#### WHAT IS EXPECTED
Where a line of the listing below includes the word "amplitude", reproduce that line.

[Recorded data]
+ + +

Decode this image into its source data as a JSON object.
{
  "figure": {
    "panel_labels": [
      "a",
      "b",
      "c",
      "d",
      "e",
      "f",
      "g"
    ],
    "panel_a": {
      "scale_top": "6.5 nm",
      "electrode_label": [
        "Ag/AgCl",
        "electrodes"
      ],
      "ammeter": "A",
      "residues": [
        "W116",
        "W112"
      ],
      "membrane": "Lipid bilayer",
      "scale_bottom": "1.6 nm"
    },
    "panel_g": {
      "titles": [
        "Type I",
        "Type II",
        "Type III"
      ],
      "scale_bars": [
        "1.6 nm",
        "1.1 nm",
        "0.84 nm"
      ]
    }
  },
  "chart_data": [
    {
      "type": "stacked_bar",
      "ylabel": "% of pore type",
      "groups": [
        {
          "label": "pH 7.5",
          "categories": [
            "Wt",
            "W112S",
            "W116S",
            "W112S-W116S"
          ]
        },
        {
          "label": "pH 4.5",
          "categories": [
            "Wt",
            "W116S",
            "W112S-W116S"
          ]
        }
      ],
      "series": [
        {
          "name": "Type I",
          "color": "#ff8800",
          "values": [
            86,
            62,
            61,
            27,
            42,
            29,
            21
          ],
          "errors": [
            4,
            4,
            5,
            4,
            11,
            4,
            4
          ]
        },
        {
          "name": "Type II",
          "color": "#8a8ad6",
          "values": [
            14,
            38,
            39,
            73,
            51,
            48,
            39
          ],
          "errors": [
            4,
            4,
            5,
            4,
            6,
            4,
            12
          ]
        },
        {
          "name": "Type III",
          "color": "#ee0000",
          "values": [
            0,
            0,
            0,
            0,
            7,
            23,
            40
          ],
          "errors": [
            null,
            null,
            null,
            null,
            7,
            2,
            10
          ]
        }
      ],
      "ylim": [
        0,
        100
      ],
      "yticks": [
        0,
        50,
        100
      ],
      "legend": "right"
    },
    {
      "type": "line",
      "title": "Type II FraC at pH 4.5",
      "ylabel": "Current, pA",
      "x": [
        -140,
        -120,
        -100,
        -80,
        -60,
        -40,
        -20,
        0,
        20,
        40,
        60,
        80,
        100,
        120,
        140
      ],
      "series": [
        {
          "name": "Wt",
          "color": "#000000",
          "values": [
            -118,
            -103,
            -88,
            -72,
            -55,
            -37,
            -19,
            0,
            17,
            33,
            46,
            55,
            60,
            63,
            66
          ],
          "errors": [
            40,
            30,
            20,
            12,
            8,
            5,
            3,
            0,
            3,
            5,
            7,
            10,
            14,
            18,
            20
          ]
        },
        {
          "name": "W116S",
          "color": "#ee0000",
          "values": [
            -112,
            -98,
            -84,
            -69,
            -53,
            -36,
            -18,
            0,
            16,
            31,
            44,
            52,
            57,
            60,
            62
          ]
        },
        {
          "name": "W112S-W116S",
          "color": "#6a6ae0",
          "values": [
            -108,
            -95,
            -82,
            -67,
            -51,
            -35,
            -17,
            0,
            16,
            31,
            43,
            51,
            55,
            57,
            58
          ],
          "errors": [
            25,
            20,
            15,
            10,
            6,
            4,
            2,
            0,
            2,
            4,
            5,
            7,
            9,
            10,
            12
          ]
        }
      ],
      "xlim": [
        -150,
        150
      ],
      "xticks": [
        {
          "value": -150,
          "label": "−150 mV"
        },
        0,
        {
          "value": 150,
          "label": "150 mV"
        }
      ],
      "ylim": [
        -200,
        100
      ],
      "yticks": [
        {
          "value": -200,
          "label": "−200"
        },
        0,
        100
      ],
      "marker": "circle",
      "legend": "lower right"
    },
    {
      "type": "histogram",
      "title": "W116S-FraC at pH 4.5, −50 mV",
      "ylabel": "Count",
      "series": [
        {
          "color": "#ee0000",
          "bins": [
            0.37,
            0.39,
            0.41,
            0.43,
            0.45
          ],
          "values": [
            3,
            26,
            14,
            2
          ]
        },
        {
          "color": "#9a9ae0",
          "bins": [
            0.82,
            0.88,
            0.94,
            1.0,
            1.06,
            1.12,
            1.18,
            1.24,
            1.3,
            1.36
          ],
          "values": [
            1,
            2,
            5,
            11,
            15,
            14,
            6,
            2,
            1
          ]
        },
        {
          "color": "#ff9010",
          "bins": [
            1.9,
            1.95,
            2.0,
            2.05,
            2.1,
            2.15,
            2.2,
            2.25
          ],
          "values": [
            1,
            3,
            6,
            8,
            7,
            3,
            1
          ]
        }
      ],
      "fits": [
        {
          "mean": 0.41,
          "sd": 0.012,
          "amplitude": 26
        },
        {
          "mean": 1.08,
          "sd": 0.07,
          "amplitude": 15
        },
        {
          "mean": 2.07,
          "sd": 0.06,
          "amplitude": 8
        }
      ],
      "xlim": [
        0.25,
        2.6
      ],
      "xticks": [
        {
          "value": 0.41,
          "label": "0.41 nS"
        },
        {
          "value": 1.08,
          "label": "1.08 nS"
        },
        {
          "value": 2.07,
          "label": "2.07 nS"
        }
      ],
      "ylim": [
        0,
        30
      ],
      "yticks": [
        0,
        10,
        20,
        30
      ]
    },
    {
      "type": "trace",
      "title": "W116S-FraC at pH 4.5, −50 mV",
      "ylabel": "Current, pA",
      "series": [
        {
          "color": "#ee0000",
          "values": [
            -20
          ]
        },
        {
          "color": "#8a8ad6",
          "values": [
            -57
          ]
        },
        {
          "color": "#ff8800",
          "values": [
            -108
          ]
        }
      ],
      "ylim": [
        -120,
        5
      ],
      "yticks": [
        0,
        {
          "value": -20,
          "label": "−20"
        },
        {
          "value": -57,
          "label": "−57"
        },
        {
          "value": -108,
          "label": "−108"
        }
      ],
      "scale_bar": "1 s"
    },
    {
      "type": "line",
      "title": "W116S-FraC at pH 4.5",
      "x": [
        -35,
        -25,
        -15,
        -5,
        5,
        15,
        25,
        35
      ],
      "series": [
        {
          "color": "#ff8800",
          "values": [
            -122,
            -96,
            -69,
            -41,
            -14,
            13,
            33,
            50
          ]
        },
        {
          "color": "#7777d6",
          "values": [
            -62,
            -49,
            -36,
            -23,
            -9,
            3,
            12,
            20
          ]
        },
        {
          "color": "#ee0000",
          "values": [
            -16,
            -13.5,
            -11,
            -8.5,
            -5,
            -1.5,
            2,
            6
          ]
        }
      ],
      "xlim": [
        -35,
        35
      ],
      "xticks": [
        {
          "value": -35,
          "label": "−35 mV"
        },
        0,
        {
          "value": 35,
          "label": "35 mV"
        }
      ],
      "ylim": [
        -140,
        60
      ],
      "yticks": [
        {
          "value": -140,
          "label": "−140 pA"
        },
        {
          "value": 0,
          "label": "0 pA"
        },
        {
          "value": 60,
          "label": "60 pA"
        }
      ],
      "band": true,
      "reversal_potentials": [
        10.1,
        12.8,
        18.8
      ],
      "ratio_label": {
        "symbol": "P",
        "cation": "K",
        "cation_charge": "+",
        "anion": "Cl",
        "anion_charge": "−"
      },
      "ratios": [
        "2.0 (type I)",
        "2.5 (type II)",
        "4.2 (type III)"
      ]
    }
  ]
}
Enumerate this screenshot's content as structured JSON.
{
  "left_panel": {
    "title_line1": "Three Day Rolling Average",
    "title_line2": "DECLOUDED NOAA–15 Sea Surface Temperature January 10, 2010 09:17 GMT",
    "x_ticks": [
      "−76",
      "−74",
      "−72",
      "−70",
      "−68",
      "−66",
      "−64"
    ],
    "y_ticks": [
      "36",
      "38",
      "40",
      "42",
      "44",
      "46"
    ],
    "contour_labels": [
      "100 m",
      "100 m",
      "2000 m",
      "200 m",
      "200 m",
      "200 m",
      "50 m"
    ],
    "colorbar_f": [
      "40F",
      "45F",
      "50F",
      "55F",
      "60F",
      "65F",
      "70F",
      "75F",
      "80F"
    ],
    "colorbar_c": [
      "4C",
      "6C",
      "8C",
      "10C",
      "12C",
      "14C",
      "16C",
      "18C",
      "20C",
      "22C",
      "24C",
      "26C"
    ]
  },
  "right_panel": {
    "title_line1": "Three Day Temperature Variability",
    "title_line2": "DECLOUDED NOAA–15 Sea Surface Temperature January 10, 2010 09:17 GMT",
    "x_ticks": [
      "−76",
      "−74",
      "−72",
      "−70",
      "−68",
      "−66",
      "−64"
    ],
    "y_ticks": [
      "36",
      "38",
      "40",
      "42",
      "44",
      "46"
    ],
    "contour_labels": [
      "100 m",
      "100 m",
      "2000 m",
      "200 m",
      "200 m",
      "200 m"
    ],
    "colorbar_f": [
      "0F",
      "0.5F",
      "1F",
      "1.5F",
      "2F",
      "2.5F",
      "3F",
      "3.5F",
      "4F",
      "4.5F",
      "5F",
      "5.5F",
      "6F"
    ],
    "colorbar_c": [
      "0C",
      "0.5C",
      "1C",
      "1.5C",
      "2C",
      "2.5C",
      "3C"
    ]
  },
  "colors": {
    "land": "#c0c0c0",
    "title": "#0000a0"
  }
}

+ + +

#### EXERCISE OUTPUT
          "amplitude": 26
          "amplitude": 15
          "amplitude": 8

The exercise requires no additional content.